(Task to complete) List all the lines in these records that hold "with".

Stored entries:
>> begin
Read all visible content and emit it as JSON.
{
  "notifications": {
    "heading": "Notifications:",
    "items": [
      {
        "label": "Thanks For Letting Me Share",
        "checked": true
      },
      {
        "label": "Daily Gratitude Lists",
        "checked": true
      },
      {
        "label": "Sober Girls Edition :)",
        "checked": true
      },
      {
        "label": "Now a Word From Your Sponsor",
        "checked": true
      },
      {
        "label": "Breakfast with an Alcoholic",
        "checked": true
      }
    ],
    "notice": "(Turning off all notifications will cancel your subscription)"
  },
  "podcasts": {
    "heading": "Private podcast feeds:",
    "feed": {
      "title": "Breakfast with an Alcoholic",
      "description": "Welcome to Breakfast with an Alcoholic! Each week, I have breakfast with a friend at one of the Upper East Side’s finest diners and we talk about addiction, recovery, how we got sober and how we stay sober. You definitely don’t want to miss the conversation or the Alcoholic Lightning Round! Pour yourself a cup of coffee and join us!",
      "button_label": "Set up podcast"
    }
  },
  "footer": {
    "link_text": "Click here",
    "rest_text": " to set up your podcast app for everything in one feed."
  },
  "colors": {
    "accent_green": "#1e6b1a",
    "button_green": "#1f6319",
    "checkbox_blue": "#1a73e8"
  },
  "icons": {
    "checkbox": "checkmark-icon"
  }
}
>> end
>> begin
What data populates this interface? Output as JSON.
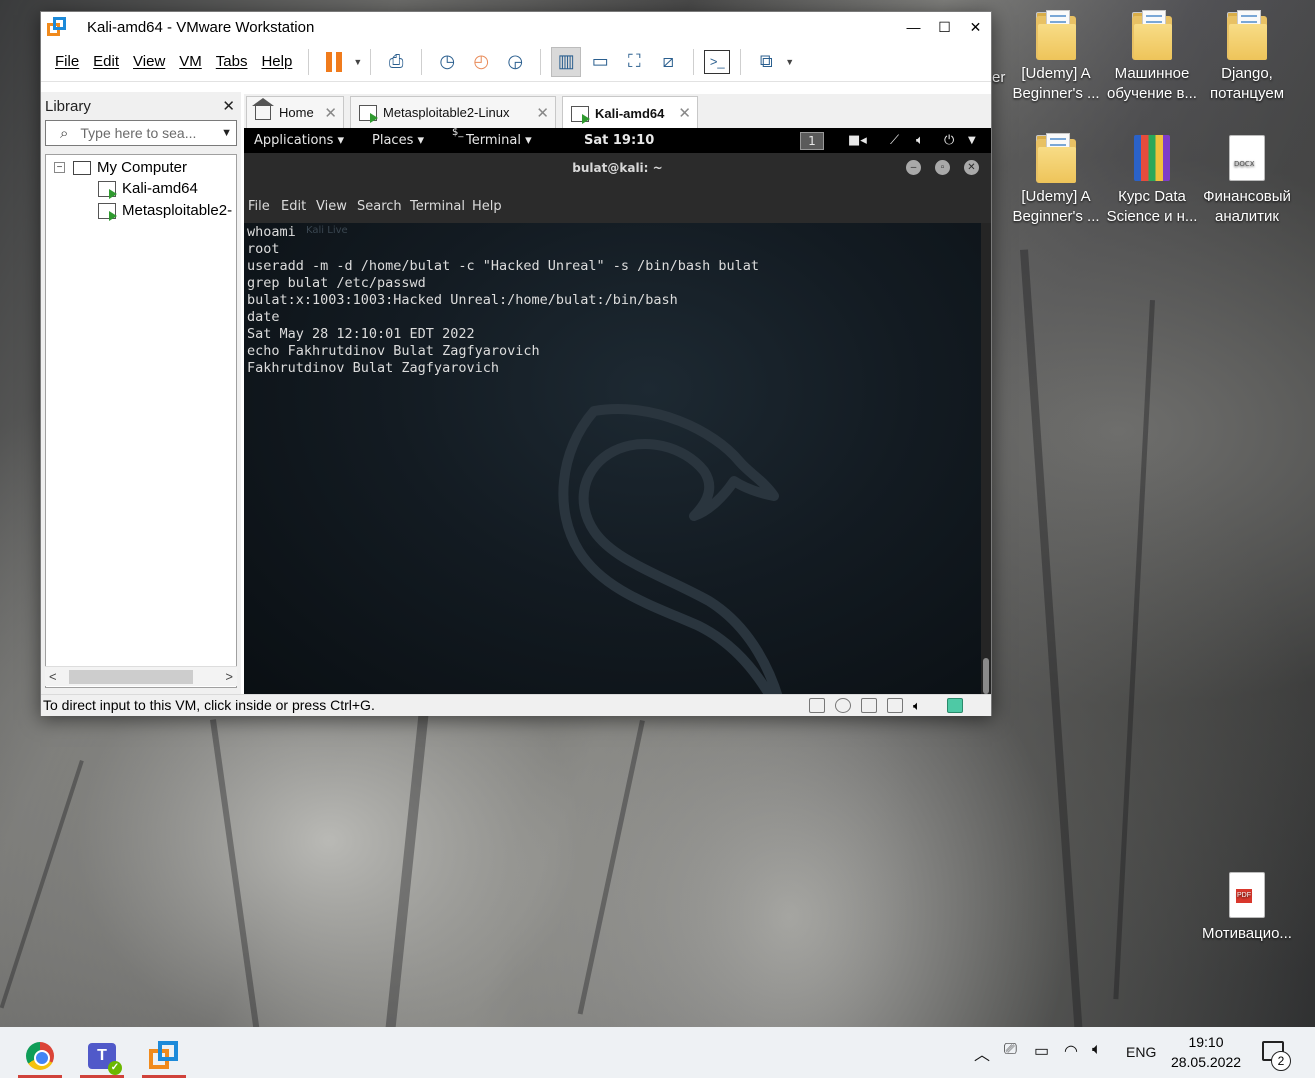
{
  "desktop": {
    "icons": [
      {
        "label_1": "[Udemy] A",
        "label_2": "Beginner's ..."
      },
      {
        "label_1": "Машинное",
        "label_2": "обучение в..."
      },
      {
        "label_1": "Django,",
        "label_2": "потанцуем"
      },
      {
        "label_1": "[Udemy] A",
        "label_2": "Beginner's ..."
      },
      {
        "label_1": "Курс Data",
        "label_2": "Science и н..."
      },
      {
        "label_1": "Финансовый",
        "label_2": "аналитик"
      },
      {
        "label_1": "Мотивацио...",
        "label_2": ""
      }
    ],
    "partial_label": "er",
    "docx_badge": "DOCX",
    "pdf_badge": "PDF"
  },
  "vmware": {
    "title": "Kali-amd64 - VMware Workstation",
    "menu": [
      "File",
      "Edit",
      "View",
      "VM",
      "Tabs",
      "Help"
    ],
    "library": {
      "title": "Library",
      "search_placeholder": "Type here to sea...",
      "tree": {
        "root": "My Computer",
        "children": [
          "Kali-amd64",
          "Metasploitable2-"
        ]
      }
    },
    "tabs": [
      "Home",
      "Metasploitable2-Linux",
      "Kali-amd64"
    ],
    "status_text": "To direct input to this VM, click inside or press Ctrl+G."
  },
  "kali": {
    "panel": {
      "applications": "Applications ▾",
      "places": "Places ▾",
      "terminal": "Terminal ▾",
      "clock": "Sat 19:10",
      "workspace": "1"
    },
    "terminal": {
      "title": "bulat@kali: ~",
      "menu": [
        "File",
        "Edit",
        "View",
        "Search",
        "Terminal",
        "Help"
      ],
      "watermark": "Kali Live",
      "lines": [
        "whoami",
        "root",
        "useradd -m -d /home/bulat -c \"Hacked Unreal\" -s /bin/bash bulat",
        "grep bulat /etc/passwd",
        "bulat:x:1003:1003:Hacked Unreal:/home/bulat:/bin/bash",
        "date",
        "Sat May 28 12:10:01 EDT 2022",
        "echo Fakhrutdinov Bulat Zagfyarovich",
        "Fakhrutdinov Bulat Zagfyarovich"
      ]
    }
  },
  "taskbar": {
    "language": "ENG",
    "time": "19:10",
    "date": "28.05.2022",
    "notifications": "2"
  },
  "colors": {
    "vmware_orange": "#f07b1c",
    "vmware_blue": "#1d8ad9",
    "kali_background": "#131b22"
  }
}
>> end
(Solution below)
        "label": "Breakfast with an Alcoholic",
      "title": "Breakfast with an Alcoholic",
      "description": "Welcome to Breakfast with an Alcoholic! Each week, I have breakfast with a friend at one of the Upper East Side’s finest diners and we talk about addiction, recovery, how we got sober and how we stay sober. You definitely don’t want to miss the conversation or the Alcoholic Lightning Round! Pour yourself a cup of coffee and join us!",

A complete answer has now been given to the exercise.